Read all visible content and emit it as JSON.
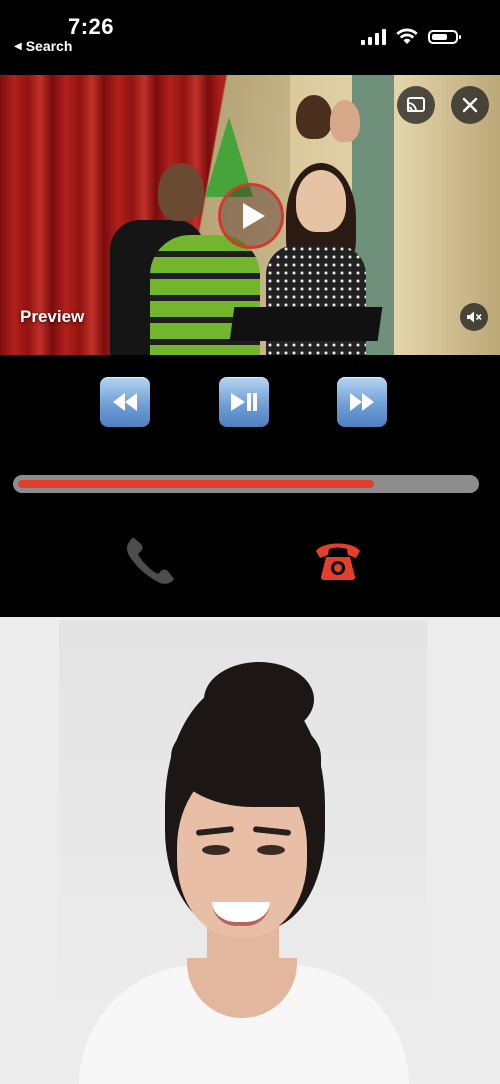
{
  "status_bar": {
    "time": "7:26",
    "back_label": "Search",
    "battery_level": 0.7
  },
  "video": {
    "preview_label": "Preview",
    "icons": {
      "cast": "cast-icon",
      "close": "close-icon",
      "play": "play-icon",
      "mute": "mute-icon"
    }
  },
  "controls": {
    "buttons": [
      "rewind-icon",
      "play-pause-icon",
      "fast-forward-icon"
    ],
    "progress": 0.78,
    "colors": {
      "progress": "#e23f2c",
      "track": "#8d8d8d",
      "hangup": "#e23f2c"
    }
  },
  "call": {
    "icons": [
      "phone-receiver-icon",
      "hang-up-phone-icon"
    ]
  }
}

GIVEN PROBLEM:
Give the data again exactly as written, with all pictures left out.

SOLUTION TO THE PROBLEM:
Read all visible content and emit it as JSON.
{
  "status_bar": {
    "time": "7:26",
    "back_label": "Search",
    "battery_level": 0.7
  },
  "video": {
    "preview_label": "Preview",
    "icons": {
      "cast": "cast-icon",
      "close": "close-icon",
      "play": "play-icon",
      "mute": "mute-icon"
    }
  },
  "controls": {
    "buttons": [
      "rewind-icon",
      "play-pause-icon",
      "fast-forward-icon"
    ],
    "progress": 0.78,
    "colors": {
      "progress": "#e23f2c",
      "track": "#8d8d8d",
      "hangup": "#e23f2c"
    }
  },
  "call": {
    "icons": [
      "phone-receiver-icon",
      "hang-up-phone-icon"
    ]
  }
}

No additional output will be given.